* Provided data:
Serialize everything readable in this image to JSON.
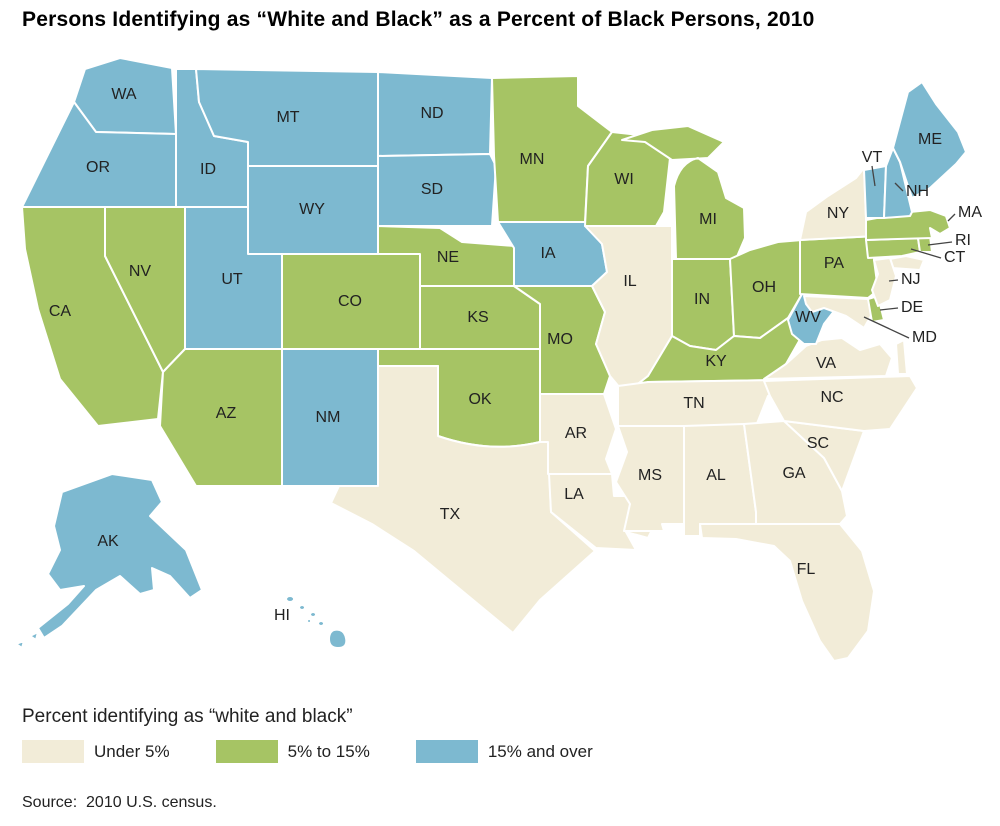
{
  "title": "Persons Identifying as “White and Black” as a Percent of Black Persons, 2010",
  "legend": {
    "title": "Percent identifying as “white and black”",
    "items": [
      {
        "label": "Under 5%",
        "category": "under5",
        "color": "#f2ecd8"
      },
      {
        "label": "5% to 15%",
        "category": "pct5to15",
        "color": "#a6c464"
      },
      {
        "label": "15% and over",
        "category": "over15",
        "color": "#7db9d0"
      }
    ]
  },
  "source": "Source:  2010 U.S. census.",
  "map": {
    "states": {
      "WA": {
        "label": "WA",
        "category": "over15"
      },
      "OR": {
        "label": "OR",
        "category": "over15"
      },
      "CA": {
        "label": "CA",
        "category": "pct5to15"
      },
      "NV": {
        "label": "NV",
        "category": "pct5to15"
      },
      "ID": {
        "label": "ID",
        "category": "over15"
      },
      "MT": {
        "label": "MT",
        "category": "over15"
      },
      "WY": {
        "label": "WY",
        "category": "over15"
      },
      "UT": {
        "label": "UT",
        "category": "over15"
      },
      "CO": {
        "label": "CO",
        "category": "pct5to15"
      },
      "AZ": {
        "label": "AZ",
        "category": "pct5to15"
      },
      "NM": {
        "label": "NM",
        "category": "over15"
      },
      "ND": {
        "label": "ND",
        "category": "over15"
      },
      "SD": {
        "label": "SD",
        "category": "over15"
      },
      "NE": {
        "label": "NE",
        "category": "pct5to15"
      },
      "KS": {
        "label": "KS",
        "category": "pct5to15"
      },
      "OK": {
        "label": "OK",
        "category": "pct5to15"
      },
      "TX": {
        "label": "TX",
        "category": "under5"
      },
      "MN": {
        "label": "MN",
        "category": "pct5to15"
      },
      "IA": {
        "label": "IA",
        "category": "over15"
      },
      "MO": {
        "label": "MO",
        "category": "pct5to15"
      },
      "AR": {
        "label": "AR",
        "category": "under5"
      },
      "LA": {
        "label": "LA",
        "category": "under5"
      },
      "WI": {
        "label": "WI",
        "category": "pct5to15"
      },
      "IL": {
        "label": "IL",
        "category": "under5"
      },
      "MS": {
        "label": "MS",
        "category": "under5"
      },
      "MI": {
        "label": "MI",
        "category": "pct5to15"
      },
      "IN": {
        "label": "IN",
        "category": "pct5to15"
      },
      "OH": {
        "label": "OH",
        "category": "pct5to15"
      },
      "KY": {
        "label": "KY",
        "category": "pct5to15"
      },
      "TN": {
        "label": "TN",
        "category": "under5"
      },
      "AL": {
        "label": "AL",
        "category": "under5"
      },
      "GA": {
        "label": "GA",
        "category": "under5"
      },
      "FL": {
        "label": "FL",
        "category": "under5"
      },
      "SC": {
        "label": "SC",
        "category": "under5"
      },
      "NC": {
        "label": "NC",
        "category": "under5"
      },
      "VA": {
        "label": "VA",
        "category": "under5"
      },
      "WV": {
        "label": "WV",
        "category": "over15"
      },
      "PA": {
        "label": "PA",
        "category": "pct5to15"
      },
      "NY": {
        "label": "NY",
        "category": "under5"
      },
      "ME": {
        "label": "ME",
        "category": "over15"
      },
      "VT": {
        "label": "VT",
        "category": "over15"
      },
      "NH": {
        "label": "NH",
        "category": "over15"
      },
      "MA": {
        "label": "MA",
        "category": "pct5to15"
      },
      "RI": {
        "label": "RI",
        "category": "pct5to15"
      },
      "CT": {
        "label": "CT",
        "category": "pct5to15"
      },
      "NJ": {
        "label": "NJ",
        "category": "under5"
      },
      "DE": {
        "label": "DE",
        "category": "pct5to15"
      },
      "MD": {
        "label": "MD",
        "category": "under5"
      },
      "AK": {
        "label": "AK",
        "category": "over15"
      },
      "HI": {
        "label": "HI",
        "category": "over15"
      }
    }
  },
  "chart_data": {
    "type": "choropleth",
    "title": "Persons Identifying as “White and Black” as a Percent of Black Persons, 2010",
    "legend_title": "Percent identifying as “white and black”",
    "classes": [
      "Under 5%",
      "5% to 15%",
      "15% and over"
    ],
    "class_colors": [
      "#f2ecd8",
      "#a6c464",
      "#7db9d0"
    ],
    "source": "2010 U.S. census",
    "states_under_5pct": [
      "TX",
      "IL",
      "TN",
      "AR",
      "LA",
      "MS",
      "AL",
      "GA",
      "FL",
      "SC",
      "NC",
      "VA",
      "MD",
      "NJ",
      "NY"
    ],
    "states_5_to_15pct": [
      "CA",
      "NV",
      "AZ",
      "CO",
      "NE",
      "KS",
      "OK",
      "MO",
      "MN",
      "WI",
      "MI",
      "IN",
      "OH",
      "KY",
      "PA",
      "MA",
      "RI",
      "CT",
      "DE"
    ],
    "states_15pct_and_over": [
      "WA",
      "OR",
      "ID",
      "MT",
      "WY",
      "UT",
      "NM",
      "ND",
      "SD",
      "IA",
      "WV",
      "VT",
      "NH",
      "ME",
      "AK",
      "HI"
    ]
  }
}
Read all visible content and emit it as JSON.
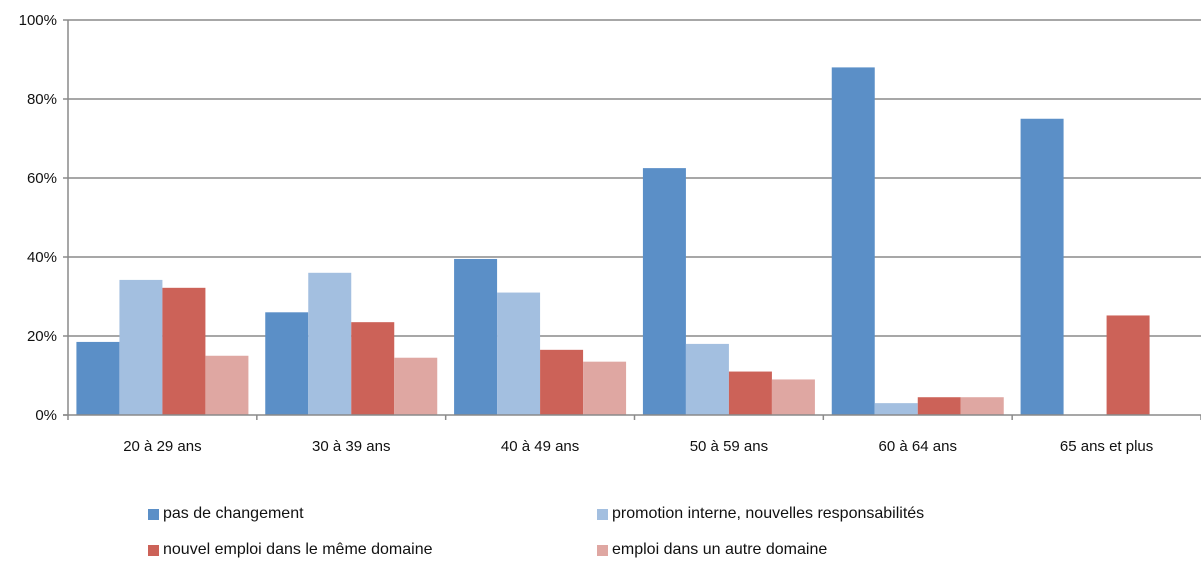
{
  "chart_data": {
    "type": "bar",
    "categories": [
      "20 à 29 ans",
      "30 à 39 ans",
      "40 à 49 ans",
      "50 à 59 ans",
      "60 à 64 ans",
      "65 ans et plus"
    ],
    "series": [
      {
        "name": "pas de changement",
        "color": "#5B8FC7",
        "values": [
          18.5,
          26,
          39.5,
          62.5,
          88,
          75
        ]
      },
      {
        "name": "promotion interne, nouvelles responsabilités",
        "color": "#A3BFE0",
        "values": [
          34.2,
          36,
          31,
          18,
          3,
          0
        ]
      },
      {
        "name": "nouvel emploi dans le même domaine",
        "color": "#CC6258",
        "values": [
          32.2,
          23.5,
          16.5,
          11,
          4.5,
          25.2
        ]
      },
      {
        "name": "emploi dans un autre domaine",
        "color": "#DFA7A2",
        "values": [
          15,
          14.5,
          13.5,
          9,
          4.5,
          0
        ]
      }
    ],
    "ylim": [
      0,
      100
    ],
    "yticks": [
      "0%",
      "20%",
      "40%",
      "60%",
      "80%",
      "100%"
    ],
    "grid": true,
    "legend_position": "bottom",
    "title": "",
    "xlabel": "",
    "ylabel": ""
  }
}
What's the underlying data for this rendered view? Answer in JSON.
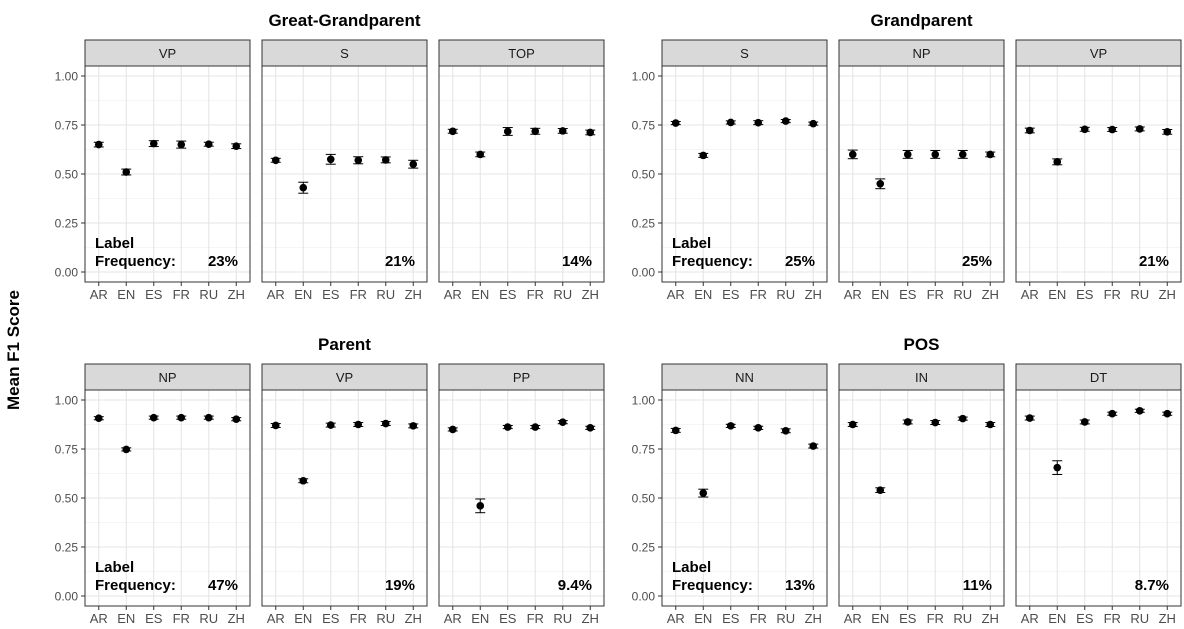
{
  "figure": {
    "ylabel": "Mean F1 Score"
  },
  "chart_data": [
    {
      "type": "scatter",
      "title": "Great-Grandparent",
      "ylim": [
        0,
        1
      ],
      "y_ticks": [
        "0.00",
        "0.25",
        "0.50",
        "0.75",
        "1.00"
      ],
      "categories": [
        "AR",
        "EN",
        "ES",
        "FR",
        "RU",
        "ZH"
      ],
      "grid": true,
      "error_bars": true,
      "label_text": [
        "Label",
        "Frequency:"
      ],
      "panels": [
        {
          "label": "VP",
          "values": [
            0.65,
            0.51,
            0.655,
            0.65,
            0.652,
            0.642
          ],
          "err": [
            0.012,
            0.015,
            0.015,
            0.018,
            0.01,
            0.012
          ],
          "freq": "23%"
        },
        {
          "label": "S",
          "values": [
            0.57,
            0.43,
            0.575,
            0.57,
            0.572,
            0.55
          ],
          "err": [
            0.01,
            0.028,
            0.025,
            0.018,
            0.015,
            0.02
          ],
          "freq": "21%"
        },
        {
          "label": "TOP",
          "values": [
            0.718,
            0.6,
            0.717,
            0.718,
            0.72,
            0.712
          ],
          "err": [
            0.01,
            0.012,
            0.02,
            0.015,
            0.012,
            0.012
          ],
          "freq": "14%"
        }
      ]
    },
    {
      "type": "scatter",
      "title": "Grandparent",
      "ylim": [
        0,
        1
      ],
      "y_ticks": [
        "0.00",
        "0.25",
        "0.50",
        "0.75",
        "1.00"
      ],
      "categories": [
        "AR",
        "EN",
        "ES",
        "FR",
        "RU",
        "ZH"
      ],
      "grid": true,
      "error_bars": true,
      "label_text": [
        "Label",
        "Frequency:"
      ],
      "panels": [
        {
          "label": "S",
          "values": [
            0.76,
            0.595,
            0.763,
            0.762,
            0.77,
            0.757
          ],
          "err": [
            0.008,
            0.01,
            0.008,
            0.01,
            0.008,
            0.008
          ],
          "freq": "25%"
        },
        {
          "label": "NP",
          "values": [
            0.6,
            0.45,
            0.6,
            0.6,
            0.6,
            0.6
          ],
          "err": [
            0.022,
            0.025,
            0.02,
            0.02,
            0.02,
            0.012
          ],
          "freq": "25%"
        },
        {
          "label": "VP",
          "values": [
            0.722,
            0.562,
            0.728,
            0.727,
            0.73,
            0.715
          ],
          "err": [
            0.012,
            0.015,
            0.01,
            0.01,
            0.01,
            0.012
          ],
          "freq": "21%"
        }
      ]
    },
    {
      "type": "scatter",
      "title": "Parent",
      "ylim": [
        0,
        1
      ],
      "y_ticks": [
        "0.00",
        "0.25",
        "0.50",
        "0.75",
        "1.00"
      ],
      "categories": [
        "AR",
        "EN",
        "ES",
        "FR",
        "RU",
        "ZH"
      ],
      "grid": true,
      "error_bars": true,
      "label_text": [
        "Label",
        "Frequency:"
      ],
      "panels": [
        {
          "label": "NP",
          "values": [
            0.907,
            0.748,
            0.91,
            0.91,
            0.91,
            0.902
          ],
          "err": [
            0.008,
            0.008,
            0.008,
            0.008,
            0.008,
            0.008
          ],
          "freq": "47%"
        },
        {
          "label": "VP",
          "values": [
            0.87,
            0.588,
            0.872,
            0.875,
            0.88,
            0.868
          ],
          "err": [
            0.01,
            0.01,
            0.01,
            0.01,
            0.01,
            0.01
          ],
          "freq": "19%"
        },
        {
          "label": "PP",
          "values": [
            0.85,
            0.46,
            0.862,
            0.862,
            0.887,
            0.858
          ],
          "err": [
            0.008,
            0.035,
            0.008,
            0.008,
            0.008,
            0.008
          ],
          "freq": "9.4%"
        }
      ]
    },
    {
      "type": "scatter",
      "title": "POS",
      "ylim": [
        0,
        1
      ],
      "y_ticks": [
        "0.00",
        "0.25",
        "0.50",
        "0.75",
        "1.00"
      ],
      "categories": [
        "AR",
        "EN",
        "ES",
        "FR",
        "RU",
        "ZH"
      ],
      "grid": true,
      "error_bars": true,
      "label_text": [
        "Label",
        "Frequency:"
      ],
      "panels": [
        {
          "label": "NN",
          "values": [
            0.845,
            0.525,
            0.868,
            0.858,
            0.843,
            0.765
          ],
          "err": [
            0.01,
            0.02,
            0.008,
            0.008,
            0.01,
            0.01
          ],
          "freq": "13%"
        },
        {
          "label": "IN",
          "values": [
            0.875,
            0.54,
            0.888,
            0.885,
            0.905,
            0.875
          ],
          "err": [
            0.01,
            0.012,
            0.01,
            0.01,
            0.008,
            0.01
          ],
          "freq": "11%"
        },
        {
          "label": "DT",
          "values": [
            0.908,
            0.655,
            0.888,
            0.93,
            0.945,
            0.93
          ],
          "err": [
            0.01,
            0.035,
            0.01,
            0.008,
            0.008,
            0.008
          ],
          "freq": "8.7%"
        }
      ]
    }
  ]
}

* Exercise goal: Count the lines of the material that include the word "Grandparent", then report only the total.

* Exercise response: 2